_Brief_: Pull every "adventure" line out of the data below.

_Material for this exercise_:
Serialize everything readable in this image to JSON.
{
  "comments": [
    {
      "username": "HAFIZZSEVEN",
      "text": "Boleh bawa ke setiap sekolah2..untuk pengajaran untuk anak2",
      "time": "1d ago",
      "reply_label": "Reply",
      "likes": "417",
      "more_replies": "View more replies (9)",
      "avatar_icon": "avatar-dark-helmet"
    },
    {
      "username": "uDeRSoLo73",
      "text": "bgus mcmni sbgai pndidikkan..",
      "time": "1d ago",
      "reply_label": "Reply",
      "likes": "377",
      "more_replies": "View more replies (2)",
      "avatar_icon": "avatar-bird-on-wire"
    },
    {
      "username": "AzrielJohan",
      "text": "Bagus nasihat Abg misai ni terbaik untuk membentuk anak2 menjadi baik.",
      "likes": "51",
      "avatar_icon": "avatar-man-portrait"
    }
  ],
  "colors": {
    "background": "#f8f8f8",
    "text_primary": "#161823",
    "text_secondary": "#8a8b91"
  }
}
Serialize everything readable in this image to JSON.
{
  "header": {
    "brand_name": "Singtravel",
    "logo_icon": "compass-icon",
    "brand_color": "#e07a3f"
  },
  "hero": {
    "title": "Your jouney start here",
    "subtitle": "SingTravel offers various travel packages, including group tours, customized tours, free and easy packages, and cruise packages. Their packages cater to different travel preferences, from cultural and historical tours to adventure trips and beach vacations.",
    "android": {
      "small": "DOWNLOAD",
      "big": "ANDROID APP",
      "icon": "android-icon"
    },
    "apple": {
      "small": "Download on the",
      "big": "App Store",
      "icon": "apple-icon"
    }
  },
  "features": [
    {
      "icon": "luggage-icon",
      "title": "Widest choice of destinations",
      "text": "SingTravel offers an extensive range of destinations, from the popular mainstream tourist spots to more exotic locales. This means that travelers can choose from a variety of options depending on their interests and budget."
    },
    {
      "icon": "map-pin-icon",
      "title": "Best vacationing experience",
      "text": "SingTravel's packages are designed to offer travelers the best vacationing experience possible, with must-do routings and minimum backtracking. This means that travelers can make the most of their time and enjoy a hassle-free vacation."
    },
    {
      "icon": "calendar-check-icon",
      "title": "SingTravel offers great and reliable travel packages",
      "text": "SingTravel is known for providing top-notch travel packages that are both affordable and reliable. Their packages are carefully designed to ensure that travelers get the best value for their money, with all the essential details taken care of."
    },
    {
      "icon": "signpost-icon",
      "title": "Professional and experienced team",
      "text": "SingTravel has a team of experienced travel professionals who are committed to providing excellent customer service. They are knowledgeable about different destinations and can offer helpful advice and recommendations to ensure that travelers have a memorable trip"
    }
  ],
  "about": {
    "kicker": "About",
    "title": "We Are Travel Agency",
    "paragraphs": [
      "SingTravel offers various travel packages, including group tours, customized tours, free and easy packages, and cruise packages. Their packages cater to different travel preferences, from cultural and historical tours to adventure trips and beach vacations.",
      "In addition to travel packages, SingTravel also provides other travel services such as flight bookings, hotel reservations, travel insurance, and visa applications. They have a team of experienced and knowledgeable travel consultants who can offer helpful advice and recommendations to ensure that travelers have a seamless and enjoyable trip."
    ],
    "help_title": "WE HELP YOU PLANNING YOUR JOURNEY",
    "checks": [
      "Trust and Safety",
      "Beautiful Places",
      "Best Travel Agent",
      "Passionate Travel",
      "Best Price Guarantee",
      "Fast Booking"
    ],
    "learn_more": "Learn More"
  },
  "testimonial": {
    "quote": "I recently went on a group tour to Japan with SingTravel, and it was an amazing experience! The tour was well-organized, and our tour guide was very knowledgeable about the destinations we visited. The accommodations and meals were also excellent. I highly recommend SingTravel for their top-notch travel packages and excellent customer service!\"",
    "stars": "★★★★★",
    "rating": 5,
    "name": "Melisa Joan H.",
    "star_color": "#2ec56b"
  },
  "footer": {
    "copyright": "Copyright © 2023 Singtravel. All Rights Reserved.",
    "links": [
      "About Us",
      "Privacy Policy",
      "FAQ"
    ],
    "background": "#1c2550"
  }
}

_Result of this exercise_:
    "subtitle": "SingTravel offers various travel packages, including group tours, customized tours, free and easy packages, and cruise packages. Their packages cater to different travel preferences, from cultural and historical tours to adventure trips and beach vacations.",
      "SingTravel offers various travel packages, including group tours, customized tours, free and easy packages, and cruise packages. Their packages cater to different travel preferences, from cultural and historical tours to adventure trips and beach vacations.",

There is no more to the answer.